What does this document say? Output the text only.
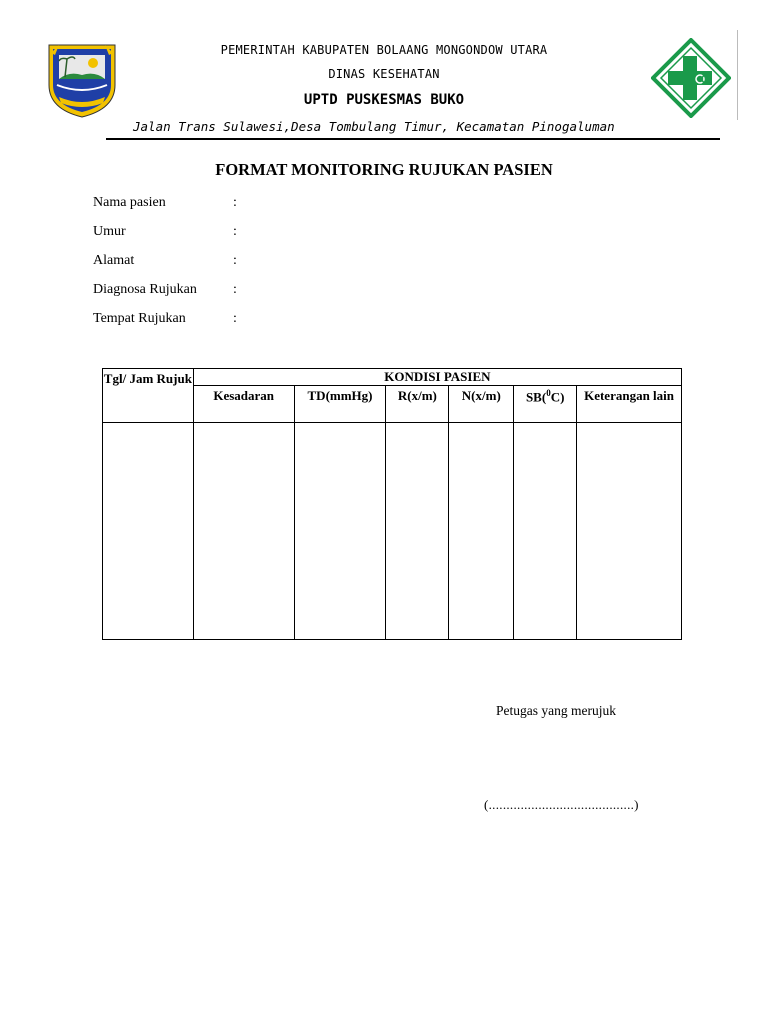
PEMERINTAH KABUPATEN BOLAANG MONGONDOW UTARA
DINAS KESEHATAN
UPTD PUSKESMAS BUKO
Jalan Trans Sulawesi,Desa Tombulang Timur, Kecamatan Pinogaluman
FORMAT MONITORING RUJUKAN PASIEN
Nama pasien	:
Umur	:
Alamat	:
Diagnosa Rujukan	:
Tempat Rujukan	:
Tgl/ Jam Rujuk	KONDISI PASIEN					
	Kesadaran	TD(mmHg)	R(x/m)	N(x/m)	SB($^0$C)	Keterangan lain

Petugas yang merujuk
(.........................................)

---

Problem requirements
Reproduce each entry verbatim, excluding any embedded images.

Solution to the exercise
What does this document say? Output the text only.
PEMERINTAH KABUPATEN BOLAANG MONGONDOW UTARA
DINAS KESEHATAN
UPTD PUSKESMAS BUKO
Jalan Trans Sulawesi,Desa Tombulang Timur, Kecamatan Pinogaluman
FORMAT MONITORING RUJUKAN PASIEN
Nama pasien	:
Umur	:
Alamat	:
Diagnosa Rujukan	:
Tempat Rujukan	:
Tgl/ Jam Rujuk	KONDISI PASIEN					
	Kesadaran	TD(mmHg)	R(x/m)	N(x/m)	SB($^0$C)	Keterangan lain

Petugas yang merujuk
(.........................................)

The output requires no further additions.